start ROWS

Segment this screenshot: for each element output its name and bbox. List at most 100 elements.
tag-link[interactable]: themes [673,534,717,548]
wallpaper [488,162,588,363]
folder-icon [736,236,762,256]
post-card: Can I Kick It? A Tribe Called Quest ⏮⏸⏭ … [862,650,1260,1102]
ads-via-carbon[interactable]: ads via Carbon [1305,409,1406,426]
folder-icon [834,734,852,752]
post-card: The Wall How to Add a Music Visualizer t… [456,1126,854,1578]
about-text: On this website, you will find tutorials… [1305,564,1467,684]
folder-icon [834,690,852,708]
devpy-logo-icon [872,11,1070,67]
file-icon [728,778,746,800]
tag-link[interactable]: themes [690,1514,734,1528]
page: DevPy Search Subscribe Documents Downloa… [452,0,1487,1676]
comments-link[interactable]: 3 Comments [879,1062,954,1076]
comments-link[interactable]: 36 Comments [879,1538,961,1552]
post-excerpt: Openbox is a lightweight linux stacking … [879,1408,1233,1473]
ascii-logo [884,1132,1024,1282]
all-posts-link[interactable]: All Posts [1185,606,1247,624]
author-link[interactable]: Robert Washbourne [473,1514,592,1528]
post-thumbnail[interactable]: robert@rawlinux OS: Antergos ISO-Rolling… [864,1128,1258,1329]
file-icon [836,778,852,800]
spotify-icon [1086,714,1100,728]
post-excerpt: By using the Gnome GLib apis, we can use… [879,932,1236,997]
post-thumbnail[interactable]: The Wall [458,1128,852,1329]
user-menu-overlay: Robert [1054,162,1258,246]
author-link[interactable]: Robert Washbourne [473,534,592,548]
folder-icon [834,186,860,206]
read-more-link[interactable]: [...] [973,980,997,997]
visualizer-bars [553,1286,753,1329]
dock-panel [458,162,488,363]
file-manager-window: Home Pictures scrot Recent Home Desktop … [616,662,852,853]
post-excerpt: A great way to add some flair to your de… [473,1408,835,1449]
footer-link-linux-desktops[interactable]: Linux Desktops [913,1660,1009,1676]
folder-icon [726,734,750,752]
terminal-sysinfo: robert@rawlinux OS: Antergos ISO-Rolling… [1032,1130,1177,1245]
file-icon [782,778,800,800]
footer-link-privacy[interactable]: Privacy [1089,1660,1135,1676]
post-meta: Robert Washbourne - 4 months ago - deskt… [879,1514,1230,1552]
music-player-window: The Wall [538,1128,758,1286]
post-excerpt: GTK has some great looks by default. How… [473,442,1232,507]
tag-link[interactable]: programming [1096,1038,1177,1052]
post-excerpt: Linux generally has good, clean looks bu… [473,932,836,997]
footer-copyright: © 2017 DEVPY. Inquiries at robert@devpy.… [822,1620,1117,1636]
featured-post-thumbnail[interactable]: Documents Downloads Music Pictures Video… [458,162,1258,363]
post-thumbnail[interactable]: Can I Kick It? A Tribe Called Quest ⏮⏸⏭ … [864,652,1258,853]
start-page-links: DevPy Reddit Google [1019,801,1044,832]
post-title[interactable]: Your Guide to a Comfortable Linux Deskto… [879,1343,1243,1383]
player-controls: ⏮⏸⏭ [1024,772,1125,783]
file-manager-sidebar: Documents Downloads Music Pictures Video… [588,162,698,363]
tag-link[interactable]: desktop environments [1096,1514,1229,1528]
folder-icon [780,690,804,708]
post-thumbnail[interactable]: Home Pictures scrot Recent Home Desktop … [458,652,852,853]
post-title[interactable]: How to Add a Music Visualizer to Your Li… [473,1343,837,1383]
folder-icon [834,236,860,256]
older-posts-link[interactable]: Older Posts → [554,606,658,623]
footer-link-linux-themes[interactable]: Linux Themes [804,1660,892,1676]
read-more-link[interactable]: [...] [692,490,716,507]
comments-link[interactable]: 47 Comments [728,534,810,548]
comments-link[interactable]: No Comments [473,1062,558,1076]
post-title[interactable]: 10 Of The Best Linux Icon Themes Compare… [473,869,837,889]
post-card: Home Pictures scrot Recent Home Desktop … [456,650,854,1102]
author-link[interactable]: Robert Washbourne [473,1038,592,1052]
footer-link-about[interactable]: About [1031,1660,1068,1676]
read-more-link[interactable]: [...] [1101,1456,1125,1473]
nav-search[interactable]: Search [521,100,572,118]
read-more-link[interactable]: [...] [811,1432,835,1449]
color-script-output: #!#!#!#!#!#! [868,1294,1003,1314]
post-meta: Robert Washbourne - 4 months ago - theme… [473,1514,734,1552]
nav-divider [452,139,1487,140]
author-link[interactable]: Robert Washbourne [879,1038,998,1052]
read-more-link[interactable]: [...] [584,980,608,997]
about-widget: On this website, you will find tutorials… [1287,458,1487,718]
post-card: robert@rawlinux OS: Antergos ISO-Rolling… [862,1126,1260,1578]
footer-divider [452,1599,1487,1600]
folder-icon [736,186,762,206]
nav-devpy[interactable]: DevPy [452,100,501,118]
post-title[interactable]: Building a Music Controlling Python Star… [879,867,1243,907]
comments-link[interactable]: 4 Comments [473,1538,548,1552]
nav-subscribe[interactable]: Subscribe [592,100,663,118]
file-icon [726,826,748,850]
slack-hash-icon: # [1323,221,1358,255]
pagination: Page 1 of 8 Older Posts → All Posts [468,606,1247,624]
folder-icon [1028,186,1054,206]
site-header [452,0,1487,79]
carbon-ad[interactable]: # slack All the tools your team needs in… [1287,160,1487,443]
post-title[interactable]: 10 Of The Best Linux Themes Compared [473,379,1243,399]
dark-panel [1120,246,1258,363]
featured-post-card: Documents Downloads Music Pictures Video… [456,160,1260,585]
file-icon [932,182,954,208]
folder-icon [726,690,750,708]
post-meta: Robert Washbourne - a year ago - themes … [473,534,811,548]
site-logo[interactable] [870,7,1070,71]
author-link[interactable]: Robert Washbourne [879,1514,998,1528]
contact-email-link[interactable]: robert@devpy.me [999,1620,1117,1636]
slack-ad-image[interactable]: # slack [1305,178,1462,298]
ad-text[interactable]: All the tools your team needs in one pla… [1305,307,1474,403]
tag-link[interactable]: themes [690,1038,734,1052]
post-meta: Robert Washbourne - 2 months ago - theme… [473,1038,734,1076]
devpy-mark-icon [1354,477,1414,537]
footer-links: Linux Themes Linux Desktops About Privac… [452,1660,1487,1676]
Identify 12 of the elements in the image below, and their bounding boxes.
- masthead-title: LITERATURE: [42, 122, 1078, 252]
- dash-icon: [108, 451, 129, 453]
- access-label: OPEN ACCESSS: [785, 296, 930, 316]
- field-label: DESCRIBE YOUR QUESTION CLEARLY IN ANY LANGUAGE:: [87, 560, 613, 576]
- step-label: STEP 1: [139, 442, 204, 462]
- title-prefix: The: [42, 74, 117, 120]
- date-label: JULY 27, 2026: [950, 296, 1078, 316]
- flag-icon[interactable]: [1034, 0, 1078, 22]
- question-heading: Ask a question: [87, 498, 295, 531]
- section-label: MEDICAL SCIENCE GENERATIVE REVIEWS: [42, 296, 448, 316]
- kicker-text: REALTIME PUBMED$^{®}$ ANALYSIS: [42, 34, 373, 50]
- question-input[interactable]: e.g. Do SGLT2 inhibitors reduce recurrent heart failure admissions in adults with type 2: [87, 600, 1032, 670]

end ROWS

- _DIRECTIONS FOR THIS TASK_
Return every line of the records above word for word, changing nothing.

- _COMPLETED TASK_
Segment this screenshot: for each element output its name and bbox. List at most 100 elements.
tag-link[interactable]: themes [673,534,717,548]
wallpaper [488,162,588,363]
folder-icon [736,236,762,256]
post-card: Can I Kick It? A Tribe Called Quest ⏮⏸⏭ … [862,650,1260,1102]
ads-via-carbon[interactable]: ads via Carbon [1305,409,1406,426]
folder-icon [834,734,852,752]
post-card: The Wall How to Add a Music Visualizer t… [456,1126,854,1578]
about-text: On this website, you will find tutorials… [1305,564,1467,684]
folder-icon [834,690,852,708]
devpy-logo-icon [872,11,1070,67]
file-icon [728,778,746,800]
tag-link[interactable]: themes [690,1514,734,1528]
page: DevPy Search Subscribe Documents Downloa… [452,0,1487,1676]
comments-link[interactable]: 3 Comments [879,1062,954,1076]
comments-link[interactable]: 36 Comments [879,1538,961,1552]
post-excerpt: Openbox is a lightweight linux stacking … [879,1408,1233,1473]
ascii-logo [884,1132,1024,1282]
all-posts-link[interactable]: All Posts [1185,606,1247,624]
author-link[interactable]: Robert Washbourne [473,1514,592,1528]
post-thumbnail[interactable]: robert@rawlinux OS: Antergos ISO-Rolling… [864,1128,1258,1329]
file-icon [836,778,852,800]
spotify-icon [1086,714,1100,728]
post-excerpt: By using the Gnome GLib apis, we can use… [879,932,1236,997]
post-thumbnail[interactable]: The Wall [458,1128,852,1329]
user-menu-overlay: Robert [1054,162,1258,246]
author-link[interactable]: Robert Washbourne [473,534,592,548]
folder-icon [834,186,860,206]
read-more-link[interactable]: [...] [973,980,997,997]
visualizer-bars [553,1286,753,1329]
dock-panel [458,162,488,363]
file-manager-window: Home Pictures scrot Recent Home Desktop … [616,662,852,853]
post-excerpt: A great way to add some flair to your de… [473,1408,835,1449]
footer-link-linux-desktops[interactable]: Linux Desktops [913,1660,1009,1676]
folder-icon [726,734,750,752]
terminal-sysinfo: robert@rawlinux OS: Antergos ISO-Rolling… [1032,1130,1177,1245]
file-icon [782,778,800,800]
footer-link-privacy[interactable]: Privacy [1089,1660,1135,1676]
post-meta: Robert Washbourne - 4 months ago - deskt… [879,1514,1230,1552]
music-player-window: The Wall [538,1128,758,1286]
post-excerpt: GTK has some great looks by default. How… [473,442,1232,507]
tag-link[interactable]: programming [1096,1038,1177,1052]
post-excerpt: Linux generally has good, clean looks bu… [473,932,836,997]
footer-copyright: © 2017 DEVPY. Inquiries at robert@devpy.… [822,1620,1117,1636]
featured-post-thumbnail[interactable]: Documents Downloads Music Pictures Video… [458,162,1258,363]
post-thumbnail[interactable]: Can I Kick It? A Tribe Called Quest ⏮⏸⏭ … [864,652,1258,853]
start-page-links: DevPy Reddit Google [1019,801,1044,832]
post-title[interactable]: Your Guide to a Comfortable Linux Deskto… [879,1343,1243,1383]
player-controls: ⏮⏸⏭ [1024,772,1125,783]
file-manager-sidebar: Documents Downloads Music Pictures Video… [588,162,698,363]
tag-link[interactable]: desktop environments [1096,1514,1229,1528]
folder-icon [780,690,804,708]
post-thumbnail[interactable]: Home Pictures scrot Recent Home Desktop … [458,652,852,853]
post-title[interactable]: How to Add a Music Visualizer to Your Li… [473,1343,837,1383]
folder-icon [834,236,860,256]
older-posts-link[interactable]: Older Posts → [554,606,658,623]
footer-link-linux-themes[interactable]: Linux Themes [804,1660,892,1676]
read-more-link[interactable]: [...] [692,490,716,507]
comments-link[interactable]: 47 Comments [728,534,810,548]
comments-link[interactable]: No Comments [473,1062,558,1076]
post-title[interactable]: 10 Of The Best Linux Icon Themes Compare… [473,869,837,889]
post-card: Home Pictures scrot Recent Home Desktop … [456,650,854,1102]
author-link[interactable]: Robert Washbourne [473,1038,592,1052]
footer-link-about[interactable]: About [1031,1660,1068,1676]
read-more-link[interactable]: [...] [1101,1456,1125,1473]
nav-search[interactable]: Search [521,100,572,118]
read-more-link[interactable]: [...] [811,1432,835,1449]
color-script-output: #!#!#!#!#!#! [868,1294,1003,1314]
post-meta: Robert Washbourne - 4 months ago - theme… [473,1514,734,1552]
nav-divider [452,139,1487,140]
author-link[interactable]: Robert Washbourne [879,1038,998,1052]
read-more-link[interactable]: [...] [584,980,608,997]
about-widget: On this website, you will find tutorials… [1287,458,1487,718]
post-card: robert@rawlinux OS: Antergos ISO-Rolling… [862,1126,1260,1578]
footer-divider [452,1599,1487,1600]
folder-icon [736,186,762,206]
nav-devpy[interactable]: DevPy [452,100,501,118]
post-title[interactable]: Building a Music Controlling Python Star… [879,867,1243,907]
comments-link[interactable]: 4 Comments [473,1538,548,1552]
nav-subscribe[interactable]: Subscribe [592,100,663,118]
file-icon [726,826,748,850]
slack-hash-icon: # [1323,221,1358,255]
pagination: Page 1 of 8 Older Posts → All Posts [468,606,1247,624]
folder-icon [1028,186,1054,206]
site-header [452,0,1487,79]
carbon-ad[interactable]: # slack All the tools your team needs in… [1287,160,1487,443]
post-title[interactable]: 10 Of The Best Linux Themes Compared [473,379,1243,399]
dark-panel [1120,246,1258,363]
featured-post-card: Documents Downloads Music Pictures Video… [456,160,1260,585]
file-icon [932,182,954,208]
folder-icon [726,690,750,708]
post-meta: Robert Washbourne - a year ago - themes … [473,534,811,548]
site-logo[interactable] [870,7,1070,71]
author-link[interactable]: Robert Washbourne [879,1514,998,1528]
contact-email-link[interactable]: robert@devpy.me [999,1620,1117,1636]
slack-ad-image[interactable]: # slack [1305,178,1462,298]
ad-text[interactable]: All the tools your team needs in one pla… [1305,307,1474,403]
tag-link[interactable]: themes [690,1038,734,1052]
post-meta: Robert Washbourne - 2 months ago - theme… [473,1038,734,1076]
devpy-mark-icon [1354,477,1414,537]
footer-links: Linux Themes Linux Desktops About Privac… [452,1660,1487,1676]
Identify 12 of the elements in the image below, and their bounding boxes.
- masthead-title: LITERATURE: [42, 122, 1078, 252]
- dash-icon: [108, 451, 129, 453]
- access-label: OPEN ACCESSS: [785, 296, 930, 316]
- field-label: DESCRIBE YOUR QUESTION CLEARLY IN ANY LANGUAGE:: [87, 560, 613, 576]
- step-label: STEP 1: [139, 442, 204, 462]
- title-prefix: The: [42, 74, 117, 120]
- date-label: JULY 27, 2026: [950, 296, 1078, 316]
- flag-icon[interactable]: [1034, 0, 1078, 22]
- question-heading: Ask a question: [87, 498, 295, 531]
- section-label: MEDICAL SCIENCE GENERATIVE REVIEWS: [42, 296, 448, 316]
- kicker-text: REALTIME PUBMED$^{®}$ ANALYSIS: [42, 34, 373, 50]
- question-input[interactable]: e.g. Do SGLT2 inhibitors reduce recurrent heart failure admissions in adults with type 2: [87, 600, 1032, 670]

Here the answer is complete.